_CHALLENGE_: Starting at the line that contains "Convert this screenshot", quote every line through the end of the entries, word for word, skipping the pictures.

-- begin --

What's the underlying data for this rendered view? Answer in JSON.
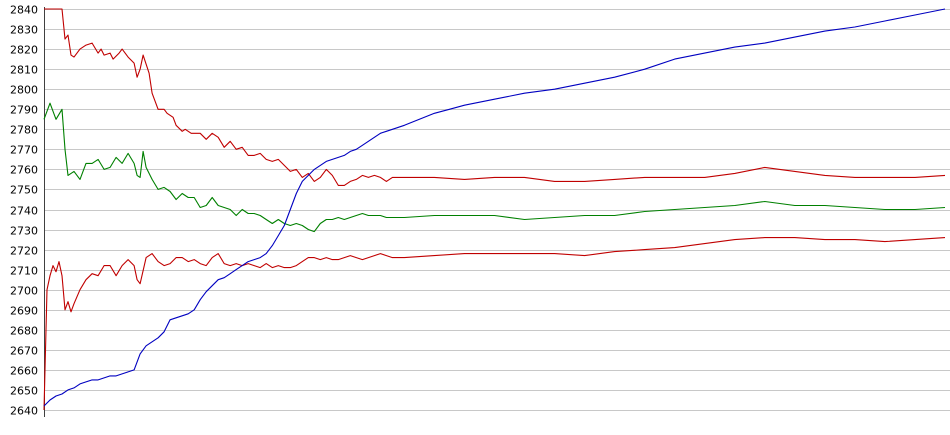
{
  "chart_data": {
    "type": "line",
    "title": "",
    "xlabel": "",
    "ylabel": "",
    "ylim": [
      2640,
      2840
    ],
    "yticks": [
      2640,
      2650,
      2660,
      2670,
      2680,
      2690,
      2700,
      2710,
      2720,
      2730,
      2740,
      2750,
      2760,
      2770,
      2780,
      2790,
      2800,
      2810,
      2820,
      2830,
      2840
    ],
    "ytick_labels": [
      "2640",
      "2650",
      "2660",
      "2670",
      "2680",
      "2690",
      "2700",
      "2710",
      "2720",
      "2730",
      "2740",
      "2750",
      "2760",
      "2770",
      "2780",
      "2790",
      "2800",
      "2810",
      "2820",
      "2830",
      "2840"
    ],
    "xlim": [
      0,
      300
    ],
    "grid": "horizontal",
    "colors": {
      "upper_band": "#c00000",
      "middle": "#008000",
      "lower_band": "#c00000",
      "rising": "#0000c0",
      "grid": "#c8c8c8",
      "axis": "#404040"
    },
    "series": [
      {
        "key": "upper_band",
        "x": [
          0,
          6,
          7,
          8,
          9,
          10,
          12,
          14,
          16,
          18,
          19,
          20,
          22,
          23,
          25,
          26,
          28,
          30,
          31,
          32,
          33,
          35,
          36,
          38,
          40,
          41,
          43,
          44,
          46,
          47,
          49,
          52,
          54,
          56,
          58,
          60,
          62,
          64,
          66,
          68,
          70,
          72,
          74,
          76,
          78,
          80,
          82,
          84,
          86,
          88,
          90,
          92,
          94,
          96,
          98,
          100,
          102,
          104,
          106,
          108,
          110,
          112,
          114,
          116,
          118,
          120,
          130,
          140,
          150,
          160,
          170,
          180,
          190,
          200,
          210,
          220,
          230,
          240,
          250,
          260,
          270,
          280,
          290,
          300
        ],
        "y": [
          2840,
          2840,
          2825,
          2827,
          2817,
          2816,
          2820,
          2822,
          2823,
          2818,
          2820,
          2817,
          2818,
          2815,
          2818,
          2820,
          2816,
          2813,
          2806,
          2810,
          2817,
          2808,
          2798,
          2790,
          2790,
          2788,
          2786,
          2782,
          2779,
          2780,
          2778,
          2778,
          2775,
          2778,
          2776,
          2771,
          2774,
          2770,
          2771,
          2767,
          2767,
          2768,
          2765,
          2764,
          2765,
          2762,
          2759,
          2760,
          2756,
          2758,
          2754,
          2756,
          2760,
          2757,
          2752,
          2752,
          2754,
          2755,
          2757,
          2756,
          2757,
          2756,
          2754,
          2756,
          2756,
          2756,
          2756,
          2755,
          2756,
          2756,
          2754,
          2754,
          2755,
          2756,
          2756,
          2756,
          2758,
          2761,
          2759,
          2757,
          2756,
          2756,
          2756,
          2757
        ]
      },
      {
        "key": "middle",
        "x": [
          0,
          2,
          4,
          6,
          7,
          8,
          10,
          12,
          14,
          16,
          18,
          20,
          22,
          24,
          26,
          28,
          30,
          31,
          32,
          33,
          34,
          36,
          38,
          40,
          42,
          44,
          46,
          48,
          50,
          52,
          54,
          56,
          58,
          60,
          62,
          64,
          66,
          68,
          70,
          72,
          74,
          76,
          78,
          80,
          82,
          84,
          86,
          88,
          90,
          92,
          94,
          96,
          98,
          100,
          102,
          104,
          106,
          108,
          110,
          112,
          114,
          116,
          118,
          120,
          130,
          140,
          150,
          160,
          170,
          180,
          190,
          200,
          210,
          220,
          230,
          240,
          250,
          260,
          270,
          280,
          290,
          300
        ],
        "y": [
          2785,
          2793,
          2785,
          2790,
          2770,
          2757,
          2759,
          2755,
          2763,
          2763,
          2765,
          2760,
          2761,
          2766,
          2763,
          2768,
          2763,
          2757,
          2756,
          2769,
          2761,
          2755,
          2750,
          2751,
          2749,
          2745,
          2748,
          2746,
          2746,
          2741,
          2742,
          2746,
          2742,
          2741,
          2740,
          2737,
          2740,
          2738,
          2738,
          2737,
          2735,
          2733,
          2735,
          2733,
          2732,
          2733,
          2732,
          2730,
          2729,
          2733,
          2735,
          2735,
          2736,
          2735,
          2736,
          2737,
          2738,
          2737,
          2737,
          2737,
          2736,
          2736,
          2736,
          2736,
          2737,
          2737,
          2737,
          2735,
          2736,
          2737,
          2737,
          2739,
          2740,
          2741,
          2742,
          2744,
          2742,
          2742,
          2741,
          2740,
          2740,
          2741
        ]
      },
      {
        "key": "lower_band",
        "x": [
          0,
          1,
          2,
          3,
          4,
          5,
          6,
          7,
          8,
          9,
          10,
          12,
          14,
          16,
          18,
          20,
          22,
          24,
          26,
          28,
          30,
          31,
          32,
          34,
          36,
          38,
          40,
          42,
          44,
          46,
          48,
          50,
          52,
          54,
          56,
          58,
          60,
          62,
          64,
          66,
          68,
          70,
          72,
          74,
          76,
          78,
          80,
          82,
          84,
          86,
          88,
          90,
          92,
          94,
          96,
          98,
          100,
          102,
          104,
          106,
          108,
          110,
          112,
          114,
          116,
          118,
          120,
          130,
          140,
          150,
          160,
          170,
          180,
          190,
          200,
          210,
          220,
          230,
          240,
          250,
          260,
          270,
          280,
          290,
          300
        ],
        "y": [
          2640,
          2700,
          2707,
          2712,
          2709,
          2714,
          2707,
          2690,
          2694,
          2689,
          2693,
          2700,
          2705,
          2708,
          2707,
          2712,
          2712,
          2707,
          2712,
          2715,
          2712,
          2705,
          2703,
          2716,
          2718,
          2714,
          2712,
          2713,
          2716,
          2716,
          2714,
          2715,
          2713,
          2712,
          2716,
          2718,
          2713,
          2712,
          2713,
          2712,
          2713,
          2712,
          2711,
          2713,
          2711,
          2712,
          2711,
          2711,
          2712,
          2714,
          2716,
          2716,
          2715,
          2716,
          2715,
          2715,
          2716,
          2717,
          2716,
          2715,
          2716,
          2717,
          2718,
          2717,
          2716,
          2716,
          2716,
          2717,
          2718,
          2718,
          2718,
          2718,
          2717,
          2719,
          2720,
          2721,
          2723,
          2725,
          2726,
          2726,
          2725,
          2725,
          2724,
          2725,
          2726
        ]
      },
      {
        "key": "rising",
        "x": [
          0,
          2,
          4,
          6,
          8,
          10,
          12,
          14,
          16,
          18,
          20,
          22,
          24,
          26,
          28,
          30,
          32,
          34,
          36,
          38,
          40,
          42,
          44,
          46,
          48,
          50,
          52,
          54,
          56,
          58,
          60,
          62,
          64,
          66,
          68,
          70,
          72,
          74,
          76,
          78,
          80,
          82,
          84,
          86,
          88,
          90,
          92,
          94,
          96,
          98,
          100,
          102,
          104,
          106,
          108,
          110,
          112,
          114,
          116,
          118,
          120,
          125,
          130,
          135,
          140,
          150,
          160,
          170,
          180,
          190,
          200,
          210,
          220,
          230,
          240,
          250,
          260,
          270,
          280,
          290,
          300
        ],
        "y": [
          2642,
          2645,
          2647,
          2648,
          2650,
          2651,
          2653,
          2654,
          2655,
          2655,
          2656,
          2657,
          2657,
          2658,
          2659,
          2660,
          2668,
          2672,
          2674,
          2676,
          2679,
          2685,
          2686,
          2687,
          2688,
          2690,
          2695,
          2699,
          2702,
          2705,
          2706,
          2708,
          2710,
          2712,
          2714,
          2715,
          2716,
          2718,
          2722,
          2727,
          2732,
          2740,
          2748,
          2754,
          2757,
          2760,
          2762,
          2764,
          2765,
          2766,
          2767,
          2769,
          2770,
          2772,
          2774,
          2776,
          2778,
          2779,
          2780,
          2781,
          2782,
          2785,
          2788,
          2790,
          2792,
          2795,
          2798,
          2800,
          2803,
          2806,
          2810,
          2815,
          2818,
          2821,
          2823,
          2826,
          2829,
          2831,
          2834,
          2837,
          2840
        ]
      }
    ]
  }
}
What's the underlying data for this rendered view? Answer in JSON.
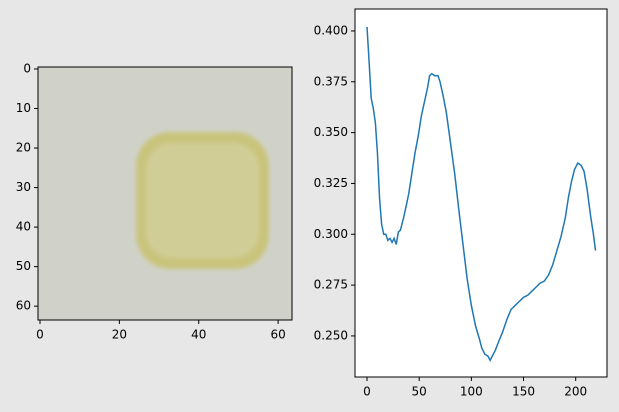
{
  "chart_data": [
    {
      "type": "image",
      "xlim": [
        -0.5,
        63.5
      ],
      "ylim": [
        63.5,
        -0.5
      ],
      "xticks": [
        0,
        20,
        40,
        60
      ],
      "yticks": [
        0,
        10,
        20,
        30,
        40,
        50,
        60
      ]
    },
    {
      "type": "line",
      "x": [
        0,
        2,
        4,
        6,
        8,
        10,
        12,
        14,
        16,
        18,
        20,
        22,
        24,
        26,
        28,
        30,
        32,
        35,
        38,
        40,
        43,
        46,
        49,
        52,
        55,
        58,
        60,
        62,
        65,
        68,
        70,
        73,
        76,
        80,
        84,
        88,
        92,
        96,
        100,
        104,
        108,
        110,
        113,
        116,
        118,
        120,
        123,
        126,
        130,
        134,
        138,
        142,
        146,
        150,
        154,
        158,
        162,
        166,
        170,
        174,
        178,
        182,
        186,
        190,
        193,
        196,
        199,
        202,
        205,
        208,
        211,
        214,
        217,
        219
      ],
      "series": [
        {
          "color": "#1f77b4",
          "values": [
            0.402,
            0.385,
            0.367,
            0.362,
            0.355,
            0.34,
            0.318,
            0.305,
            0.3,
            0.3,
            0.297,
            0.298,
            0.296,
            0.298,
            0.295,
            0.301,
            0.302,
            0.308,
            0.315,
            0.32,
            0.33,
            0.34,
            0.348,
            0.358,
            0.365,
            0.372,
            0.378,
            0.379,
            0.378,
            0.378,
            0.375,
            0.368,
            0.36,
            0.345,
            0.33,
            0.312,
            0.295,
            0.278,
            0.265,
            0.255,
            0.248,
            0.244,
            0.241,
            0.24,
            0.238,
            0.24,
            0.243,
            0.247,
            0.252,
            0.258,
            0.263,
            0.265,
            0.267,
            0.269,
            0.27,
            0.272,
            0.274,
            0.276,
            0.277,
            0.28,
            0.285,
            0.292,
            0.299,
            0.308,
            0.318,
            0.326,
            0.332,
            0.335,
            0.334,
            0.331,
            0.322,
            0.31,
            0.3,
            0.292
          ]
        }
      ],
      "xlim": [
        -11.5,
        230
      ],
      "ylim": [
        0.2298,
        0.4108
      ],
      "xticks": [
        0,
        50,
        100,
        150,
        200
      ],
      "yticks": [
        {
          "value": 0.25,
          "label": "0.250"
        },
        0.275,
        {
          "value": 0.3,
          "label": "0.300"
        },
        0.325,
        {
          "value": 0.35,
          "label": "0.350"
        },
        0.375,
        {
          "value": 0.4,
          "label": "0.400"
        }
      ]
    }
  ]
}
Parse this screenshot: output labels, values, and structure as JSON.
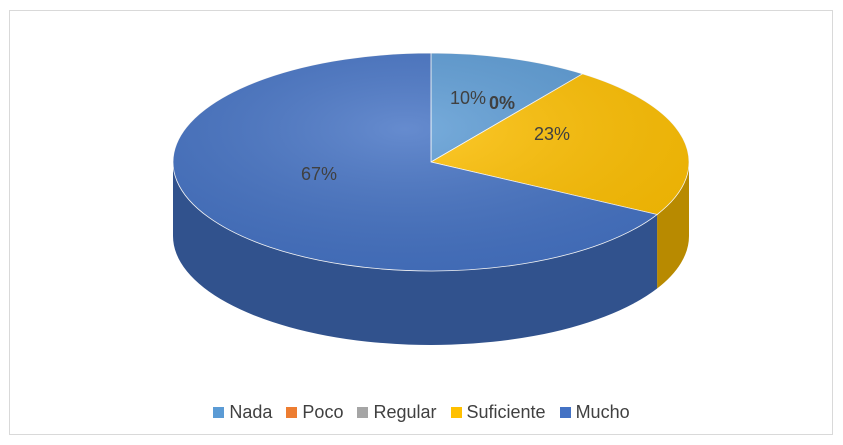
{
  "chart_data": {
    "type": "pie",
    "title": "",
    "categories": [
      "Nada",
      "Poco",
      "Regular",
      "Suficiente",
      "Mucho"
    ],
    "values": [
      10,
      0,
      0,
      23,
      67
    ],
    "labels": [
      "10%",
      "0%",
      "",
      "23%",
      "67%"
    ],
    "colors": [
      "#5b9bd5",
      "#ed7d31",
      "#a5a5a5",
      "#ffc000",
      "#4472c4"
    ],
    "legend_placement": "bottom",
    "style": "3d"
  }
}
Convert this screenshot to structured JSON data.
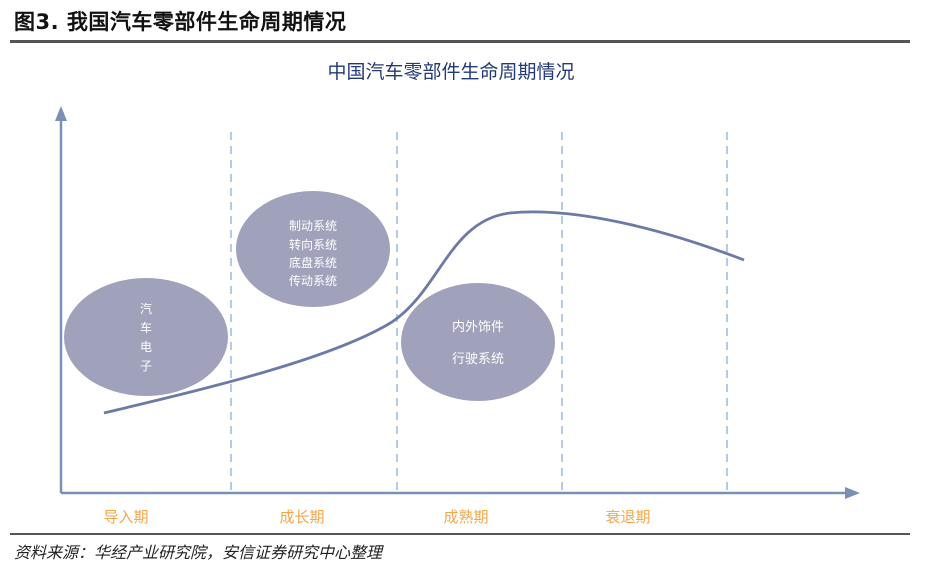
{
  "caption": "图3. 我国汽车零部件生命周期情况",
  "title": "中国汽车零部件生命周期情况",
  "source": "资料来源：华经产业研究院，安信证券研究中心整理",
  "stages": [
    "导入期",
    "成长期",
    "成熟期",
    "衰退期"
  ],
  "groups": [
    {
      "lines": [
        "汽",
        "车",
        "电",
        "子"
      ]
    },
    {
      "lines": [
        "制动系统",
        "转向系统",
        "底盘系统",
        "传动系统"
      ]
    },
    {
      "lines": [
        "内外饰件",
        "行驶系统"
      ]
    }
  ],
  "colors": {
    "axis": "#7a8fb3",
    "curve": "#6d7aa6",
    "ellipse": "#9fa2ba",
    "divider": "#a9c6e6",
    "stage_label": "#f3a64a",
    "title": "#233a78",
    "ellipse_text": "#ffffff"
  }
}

-- end --

_RESULT BELOW_:
Convert this screenshot to structured JSON data.
{
  "caption": "图3. 我国汽车零部件生命周期情况",
  "title": "中国汽车零部件生命周期情况",
  "source": "资料来源：华经产业研究院，安信证券研究中心整理",
  "stages": [
    "导入期",
    "成长期",
    "成熟期",
    "衰退期"
  ],
  "groups": [
    {
      "lines": [
        "汽",
        "车",
        "电",
        "子"
      ]
    },
    {
      "lines": [
        "制动系统",
        "转向系统",
        "底盘系统",
        "传动系统"
      ]
    },
    {
      "lines": [
        "内外饰件",
        "行驶系统"
      ]
    }
  ],
  "colors": {
    "axis": "#7a8fb3",
    "curve": "#6d7aa6",
    "ellipse": "#9fa2ba",
    "divider": "#a9c6e6",
    "stage_label": "#f3a64a",
    "title": "#233a78",
    "ellipse_text": "#ffffff"
  }
}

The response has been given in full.